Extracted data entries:
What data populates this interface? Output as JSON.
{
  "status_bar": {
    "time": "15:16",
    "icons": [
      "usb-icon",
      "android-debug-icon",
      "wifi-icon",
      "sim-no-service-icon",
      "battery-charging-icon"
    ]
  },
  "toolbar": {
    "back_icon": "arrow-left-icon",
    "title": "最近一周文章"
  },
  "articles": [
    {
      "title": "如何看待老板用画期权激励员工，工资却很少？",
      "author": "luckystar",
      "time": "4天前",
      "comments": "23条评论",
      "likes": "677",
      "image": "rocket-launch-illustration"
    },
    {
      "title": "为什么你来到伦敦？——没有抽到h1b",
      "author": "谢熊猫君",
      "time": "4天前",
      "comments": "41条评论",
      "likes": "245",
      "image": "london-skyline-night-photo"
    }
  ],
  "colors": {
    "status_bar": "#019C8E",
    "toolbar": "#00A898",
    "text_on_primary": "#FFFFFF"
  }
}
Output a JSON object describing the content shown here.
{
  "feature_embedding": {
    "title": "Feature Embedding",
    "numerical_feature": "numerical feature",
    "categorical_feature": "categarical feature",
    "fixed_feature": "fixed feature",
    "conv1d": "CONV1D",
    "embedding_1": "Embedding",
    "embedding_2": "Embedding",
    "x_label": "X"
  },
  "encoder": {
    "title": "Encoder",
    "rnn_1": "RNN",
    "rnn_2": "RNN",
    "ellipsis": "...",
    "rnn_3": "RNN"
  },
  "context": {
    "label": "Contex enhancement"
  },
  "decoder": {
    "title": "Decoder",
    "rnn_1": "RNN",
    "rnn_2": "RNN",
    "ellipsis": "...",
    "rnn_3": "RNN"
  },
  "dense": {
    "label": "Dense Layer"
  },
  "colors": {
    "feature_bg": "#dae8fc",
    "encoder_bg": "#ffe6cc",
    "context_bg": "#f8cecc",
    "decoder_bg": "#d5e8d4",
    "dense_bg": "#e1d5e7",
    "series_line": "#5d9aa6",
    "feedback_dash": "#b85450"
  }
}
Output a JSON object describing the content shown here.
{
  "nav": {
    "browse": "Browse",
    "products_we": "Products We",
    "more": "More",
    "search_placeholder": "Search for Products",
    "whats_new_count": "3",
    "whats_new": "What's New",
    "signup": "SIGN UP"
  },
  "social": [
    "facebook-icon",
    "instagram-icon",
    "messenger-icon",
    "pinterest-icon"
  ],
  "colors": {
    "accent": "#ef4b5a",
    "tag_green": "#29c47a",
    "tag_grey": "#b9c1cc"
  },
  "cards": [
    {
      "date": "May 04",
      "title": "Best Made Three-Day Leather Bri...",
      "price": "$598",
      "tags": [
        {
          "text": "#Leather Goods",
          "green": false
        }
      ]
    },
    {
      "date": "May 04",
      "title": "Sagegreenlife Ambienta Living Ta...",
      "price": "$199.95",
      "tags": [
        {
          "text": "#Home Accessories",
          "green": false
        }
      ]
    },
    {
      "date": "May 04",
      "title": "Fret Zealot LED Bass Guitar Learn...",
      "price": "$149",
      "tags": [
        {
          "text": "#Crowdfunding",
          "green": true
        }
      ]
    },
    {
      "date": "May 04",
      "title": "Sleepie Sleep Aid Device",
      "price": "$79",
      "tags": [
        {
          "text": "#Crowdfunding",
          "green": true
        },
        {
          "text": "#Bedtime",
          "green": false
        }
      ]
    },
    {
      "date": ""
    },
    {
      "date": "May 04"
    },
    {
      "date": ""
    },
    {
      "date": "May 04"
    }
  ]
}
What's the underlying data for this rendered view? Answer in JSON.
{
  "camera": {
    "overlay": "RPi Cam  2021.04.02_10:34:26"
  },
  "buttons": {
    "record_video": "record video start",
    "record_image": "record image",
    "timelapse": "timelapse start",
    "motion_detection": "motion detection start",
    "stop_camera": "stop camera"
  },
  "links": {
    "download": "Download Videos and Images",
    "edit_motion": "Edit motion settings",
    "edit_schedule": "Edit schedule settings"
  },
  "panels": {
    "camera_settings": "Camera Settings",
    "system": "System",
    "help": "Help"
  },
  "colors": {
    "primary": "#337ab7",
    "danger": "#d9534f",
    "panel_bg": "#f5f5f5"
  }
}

(Written instruction)
Only the lines from the one holding "What's the underlying" through the end of the listing should be given again, exactly and with both ends included.

(Response to this task)
What's the underlying data for this rendered view? Answer in JSON.
{
  "camera": {
    "overlay": "RPi Cam  2021.04.02_10:34:26"
  },
  "buttons": {
    "record_video": "record video start",
    "record_image": "record image",
    "timelapse": "timelapse start",
    "motion_detection": "motion detection start",
    "stop_camera": "stop camera"
  },
  "links": {
    "download": "Download Videos and Images",
    "edit_motion": "Edit motion settings",
    "edit_schedule": "Edit schedule settings"
  },
  "panels": {
    "camera_settings": "Camera Settings",
    "system": "System",
    "help": "Help"
  },
  "colors": {
    "primary": "#337ab7",
    "danger": "#d9534f",
    "panel_bg": "#f5f5f5"
  }
}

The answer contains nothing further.